### Data for processing ###

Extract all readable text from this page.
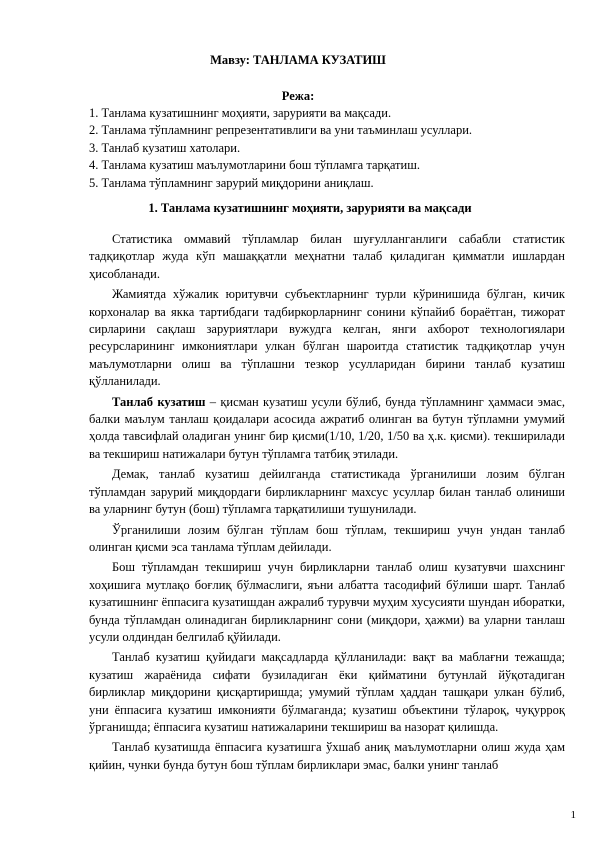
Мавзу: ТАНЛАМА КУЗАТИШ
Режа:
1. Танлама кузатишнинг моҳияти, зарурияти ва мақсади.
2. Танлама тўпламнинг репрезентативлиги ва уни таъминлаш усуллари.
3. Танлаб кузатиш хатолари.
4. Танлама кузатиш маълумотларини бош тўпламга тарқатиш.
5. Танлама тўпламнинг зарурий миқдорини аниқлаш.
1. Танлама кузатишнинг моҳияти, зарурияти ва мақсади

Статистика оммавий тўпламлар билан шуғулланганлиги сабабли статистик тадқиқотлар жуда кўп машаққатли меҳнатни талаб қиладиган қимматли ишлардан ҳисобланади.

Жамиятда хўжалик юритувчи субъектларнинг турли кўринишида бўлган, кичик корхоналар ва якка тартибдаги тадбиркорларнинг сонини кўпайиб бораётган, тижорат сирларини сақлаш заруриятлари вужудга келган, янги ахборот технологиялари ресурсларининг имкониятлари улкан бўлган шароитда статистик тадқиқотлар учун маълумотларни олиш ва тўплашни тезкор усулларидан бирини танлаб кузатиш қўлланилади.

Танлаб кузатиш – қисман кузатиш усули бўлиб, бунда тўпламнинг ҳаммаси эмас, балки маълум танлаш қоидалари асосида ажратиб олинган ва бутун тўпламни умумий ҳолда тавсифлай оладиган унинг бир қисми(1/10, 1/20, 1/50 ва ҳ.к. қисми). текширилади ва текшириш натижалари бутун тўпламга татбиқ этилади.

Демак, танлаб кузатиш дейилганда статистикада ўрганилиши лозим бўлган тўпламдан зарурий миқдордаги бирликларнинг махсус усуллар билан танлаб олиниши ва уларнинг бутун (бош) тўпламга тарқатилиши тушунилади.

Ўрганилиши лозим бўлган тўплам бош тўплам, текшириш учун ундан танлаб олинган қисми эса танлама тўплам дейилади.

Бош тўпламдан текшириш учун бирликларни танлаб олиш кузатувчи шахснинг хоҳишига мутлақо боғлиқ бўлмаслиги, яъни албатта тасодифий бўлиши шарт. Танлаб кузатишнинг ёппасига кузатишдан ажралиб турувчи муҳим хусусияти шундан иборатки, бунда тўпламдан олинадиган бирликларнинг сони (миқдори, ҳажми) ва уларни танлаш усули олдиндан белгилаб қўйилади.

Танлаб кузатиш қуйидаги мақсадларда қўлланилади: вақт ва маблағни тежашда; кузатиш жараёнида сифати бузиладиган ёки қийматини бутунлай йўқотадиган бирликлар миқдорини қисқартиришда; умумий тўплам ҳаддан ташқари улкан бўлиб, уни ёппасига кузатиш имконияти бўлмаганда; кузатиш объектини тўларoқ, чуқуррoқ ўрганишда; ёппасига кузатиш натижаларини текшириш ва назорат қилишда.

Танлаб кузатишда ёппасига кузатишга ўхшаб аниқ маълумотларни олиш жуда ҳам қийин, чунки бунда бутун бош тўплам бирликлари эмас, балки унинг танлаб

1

###

Goal:
Set down all the data again exactly as above, pictures excluded.

Worked answer:
Extract all readable text from this page.
Мавзу: ТАНЛАМА КУЗАТИШ
Режа:
1. Танлама кузатишнинг моҳияти, зарурияти ва мақсади.
2. Танлама тўпламнинг репрезентативлиги ва уни таъминлаш усуллари.
3. Танлаб кузатиш хатолари.
4. Танлама кузатиш маълумотларини бош тўпламга тарқатиш.
5. Танлама тўпламнинг зарурий миқдорини аниқлаш.
1. Танлама кузатишнинг моҳияти, зарурияти ва мақсади

Статистика оммавий тўпламлар билан шуғулланганлиги сабабли статистик тадқиқотлар жуда кўп машаққатли меҳнатни талаб қиладиган қимматли ишлардан ҳисобланади.

Жамиятда хўжалик юритувчи субъектларнинг турли кўринишида бўлган, кичик корхоналар ва якка тартибдаги тадбиркорларнинг сонини кўпайиб бораётган, тижорат сирларини сақлаш заруриятлари вужудга келган, янги ахборот технологиялари ресурсларининг имкониятлари улкан бўлган шароитда статистик тадқиқотлар учун маълумотларни олиш ва тўплашни тезкор усулларидан бирини танлаб кузатиш қўлланилади.

Танлаб кузатиш – қисман кузатиш усули бўлиб, бунда тўпламнинг ҳаммаси эмас, балки маълум танлаш қоидалари асосида ажратиб олинган ва бутун тўпламни умумий ҳолда тавсифлай оладиган унинг бир қисми(1/10, 1/20, 1/50 ва ҳ.к. қисми). текширилади ва текшириш натижалари бутун тўпламга татбиқ этилади.

Демак, танлаб кузатиш дейилганда статистикада ўрганилиши лозим бўлган тўпламдан зарурий миқдордаги бирликларнинг махсус усуллар билан танлаб олиниши ва уларнинг бутун (бош) тўпламга тарқатилиши тушунилади.

Ўрганилиши лозим бўлган тўплам бош тўплам, текшириш учун ундан танлаб олинган қисми эса танлама тўплам дейилади.

Бош тўпламдан текшириш учун бирликларни танлаб олиш кузатувчи шахснинг хоҳишига мутлақо боғлиқ бўлмаслиги, яъни албатта тасодифий бўлиши шарт. Танлаб кузатишнинг ёппасига кузатишдан ажралиб турувчи муҳим хусусияти шундан иборатки, бунда тўпламдан олинадиган бирликларнинг сони (миқдори, ҳажми) ва уларни танлаш усули олдиндан белгилаб қўйилади.

Танлаб кузатиш қуйидаги мақсадларда қўлланилади: вақт ва маблағни тежашда; кузатиш жараёнида сифати бузиладиган ёки қийматини бутунлай йўқотадиган бирликлар миқдорини қисқартиришда; умумий тўплам ҳаддан ташқари улкан бўлиб, уни ёппасига кузатиш имконияти бўлмаганда; кузатиш объектини тўларoқ, чуқуррoқ ўрганишда; ёппасига кузатиш натижаларини текшириш ва назорат қилишда.

Танлаб кузатишда ёппасига кузатишга ўхшаб аниқ маълумотларни олиш жуда ҳам қийин, чунки бунда бутун бош тўплам бирликлари эмас, балки унинг танлаб

1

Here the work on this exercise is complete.